In the records below, find each line with the word "Sudan" and copy it.

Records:

<<<<

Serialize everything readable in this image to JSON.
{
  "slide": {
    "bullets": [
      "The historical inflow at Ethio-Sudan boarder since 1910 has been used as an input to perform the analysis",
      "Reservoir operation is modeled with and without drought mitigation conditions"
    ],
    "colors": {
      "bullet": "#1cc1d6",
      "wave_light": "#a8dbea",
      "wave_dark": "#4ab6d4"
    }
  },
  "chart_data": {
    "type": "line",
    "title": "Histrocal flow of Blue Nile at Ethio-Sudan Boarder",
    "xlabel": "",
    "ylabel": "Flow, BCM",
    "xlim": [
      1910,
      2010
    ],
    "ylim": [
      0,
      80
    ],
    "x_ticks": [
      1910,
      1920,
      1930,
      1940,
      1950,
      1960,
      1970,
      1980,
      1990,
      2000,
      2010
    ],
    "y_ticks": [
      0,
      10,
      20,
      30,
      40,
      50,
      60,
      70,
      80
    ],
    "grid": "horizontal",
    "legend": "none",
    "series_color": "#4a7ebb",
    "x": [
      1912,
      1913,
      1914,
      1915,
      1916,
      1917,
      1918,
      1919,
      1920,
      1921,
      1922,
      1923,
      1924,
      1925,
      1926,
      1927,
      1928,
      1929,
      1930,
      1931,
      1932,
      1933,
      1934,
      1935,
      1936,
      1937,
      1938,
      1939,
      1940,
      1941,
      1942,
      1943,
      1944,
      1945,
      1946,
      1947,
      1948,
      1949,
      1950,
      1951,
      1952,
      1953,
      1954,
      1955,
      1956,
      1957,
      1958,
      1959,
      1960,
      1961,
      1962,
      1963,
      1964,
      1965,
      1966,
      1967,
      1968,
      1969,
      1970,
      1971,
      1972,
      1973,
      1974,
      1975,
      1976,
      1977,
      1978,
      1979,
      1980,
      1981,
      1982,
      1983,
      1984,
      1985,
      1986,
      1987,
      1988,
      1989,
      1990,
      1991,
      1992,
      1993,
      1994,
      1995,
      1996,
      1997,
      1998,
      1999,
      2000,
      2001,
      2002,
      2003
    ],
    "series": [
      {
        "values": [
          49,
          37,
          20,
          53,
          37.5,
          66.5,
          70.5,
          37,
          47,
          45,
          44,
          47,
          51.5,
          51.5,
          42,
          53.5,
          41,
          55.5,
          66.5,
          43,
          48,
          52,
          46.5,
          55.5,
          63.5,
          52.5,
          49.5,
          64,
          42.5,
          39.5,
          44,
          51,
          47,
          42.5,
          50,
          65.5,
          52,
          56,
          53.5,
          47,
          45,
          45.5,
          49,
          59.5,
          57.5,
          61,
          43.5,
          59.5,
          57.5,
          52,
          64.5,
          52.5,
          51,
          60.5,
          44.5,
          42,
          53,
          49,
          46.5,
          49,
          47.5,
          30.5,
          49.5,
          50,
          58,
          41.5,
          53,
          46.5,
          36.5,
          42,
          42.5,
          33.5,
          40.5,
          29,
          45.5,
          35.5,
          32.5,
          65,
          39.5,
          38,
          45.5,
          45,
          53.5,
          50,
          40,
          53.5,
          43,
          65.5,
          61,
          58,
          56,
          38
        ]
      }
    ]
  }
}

>>>>

Response to this exercise:
      "The historical inflow at Ethio-Sudan boarder since 1910 has been used as an input to perform the analysis",
    "title": "Histrocal flow of Blue Nile at Ethio-Sudan Boarder",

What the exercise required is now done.